Material shown ::
— begin —

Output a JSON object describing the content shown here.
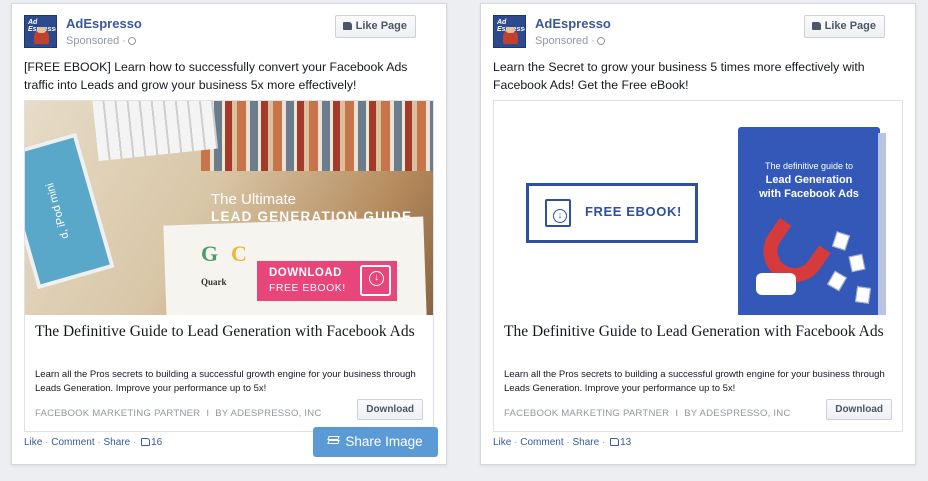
{
  "cards": [
    {
      "page_name": "AdEspresso",
      "sponsored": "Sponsored ·",
      "avatar_text": "Ad\nEspresso",
      "like_page": "Like Page",
      "message": "[FREE EBOOK] Learn how to successfully convert your Facebook Ads traffic into Leads and grow your business 5x more effectively!",
      "image": {
        "line1": "The Ultimate",
        "line2": "LEAD GENERATION GUIDE",
        "device_text": "d, iPod mini",
        "brand1": "Quark",
        "cta_line1": "DOWNLOAD",
        "cta_line2": "FREE EBOOK!"
      },
      "title": "The Definitive Guide to Lead Generation with Facebook Ads",
      "description": "Learn all the Pros secrets to building a successful growth engine for your business through Leads Generation. Improve your performance up to 5x!",
      "domain_left": "FACEBOOK MARKETING PARTNER",
      "domain_sep": "I",
      "domain_right": "BY ADESPRESSO, INC",
      "cta_button": "Download",
      "footer": {
        "like": "Like",
        "comment": "Comment",
        "share": "Share",
        "count": "16"
      }
    },
    {
      "page_name": "AdEspresso",
      "sponsored": "Sponsored ·",
      "avatar_text": "Ad\nEspresso",
      "like_page": "Like Page",
      "message": "Learn the Secret to grow your business 5 times more effectively with Facebook Ads! Get the Free eBook!",
      "image": {
        "box_text": "FREE EBOOK!",
        "book_line1": "The definitive guide to",
        "book_line2": "Lead Generation",
        "book_line3": "with Facebook Ads"
      },
      "title": "The Definitive Guide to Lead Generation with Facebook Ads",
      "description": "Learn all the Pros secrets to building a successful growth engine for your business through Leads Generation. Improve your performance up to 5x!",
      "domain_left": "FACEBOOK MARKETING PARTNER",
      "domain_sep": "I",
      "domain_right": "BY ADESPRESSO, INC",
      "cta_button": "Download",
      "footer": {
        "like": "Like",
        "comment": "Comment",
        "share": "Share",
        "count": "13"
      }
    }
  ],
  "share_image_button": "Share Image",
  "colors": {
    "facebook_blue": "#3b5998",
    "share_button": "#5b9bd5",
    "cta_pink": "#e8457a",
    "ebook_blue": "#2f4fa0"
  }
}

— end —

Task prompt :: Produce an exact copy of each line of data, skipping embedded images.

Complete output ::
Output a JSON object describing the content shown here.
{
  "cards": [
    {
      "page_name": "AdEspresso",
      "sponsored": "Sponsored ·",
      "avatar_text": "Ad\nEspresso",
      "like_page": "Like Page",
      "message": "[FREE EBOOK] Learn how to successfully convert your Facebook Ads traffic into Leads and grow your business 5x more effectively!",
      "image": {
        "line1": "The Ultimate",
        "line2": "LEAD GENERATION GUIDE",
        "device_text": "d, iPod mini",
        "brand1": "Quark",
        "cta_line1": "DOWNLOAD",
        "cta_line2": "FREE EBOOK!"
      },
      "title": "The Definitive Guide to Lead Generation with Facebook Ads",
      "description": "Learn all the Pros secrets to building a successful growth engine for your business through Leads Generation. Improve your performance up to 5x!",
      "domain_left": "FACEBOOK MARKETING PARTNER",
      "domain_sep": "I",
      "domain_right": "BY ADESPRESSO, INC",
      "cta_button": "Download",
      "footer": {
        "like": "Like",
        "comment": "Comment",
        "share": "Share",
        "count": "16"
      }
    },
    {
      "page_name": "AdEspresso",
      "sponsored": "Sponsored ·",
      "avatar_text": "Ad\nEspresso",
      "like_page": "Like Page",
      "message": "Learn the Secret to grow your business 5 times more effectively with Facebook Ads! Get the Free eBook!",
      "image": {
        "box_text": "FREE EBOOK!",
        "book_line1": "The definitive guide to",
        "book_line2": "Lead Generation",
        "book_line3": "with Facebook Ads"
      },
      "title": "The Definitive Guide to Lead Generation with Facebook Ads",
      "description": "Learn all the Pros secrets to building a successful growth engine for your business through Leads Generation. Improve your performance up to 5x!",
      "domain_left": "FACEBOOK MARKETING PARTNER",
      "domain_sep": "I",
      "domain_right": "BY ADESPRESSO, INC",
      "cta_button": "Download",
      "footer": {
        "like": "Like",
        "comment": "Comment",
        "share": "Share",
        "count": "13"
      }
    }
  ],
  "share_image_button": "Share Image",
  "colors": {
    "facebook_blue": "#3b5998",
    "share_button": "#5b9bd5",
    "cta_pink": "#e8457a",
    "ebook_blue": "#2f4fa0"
  }
}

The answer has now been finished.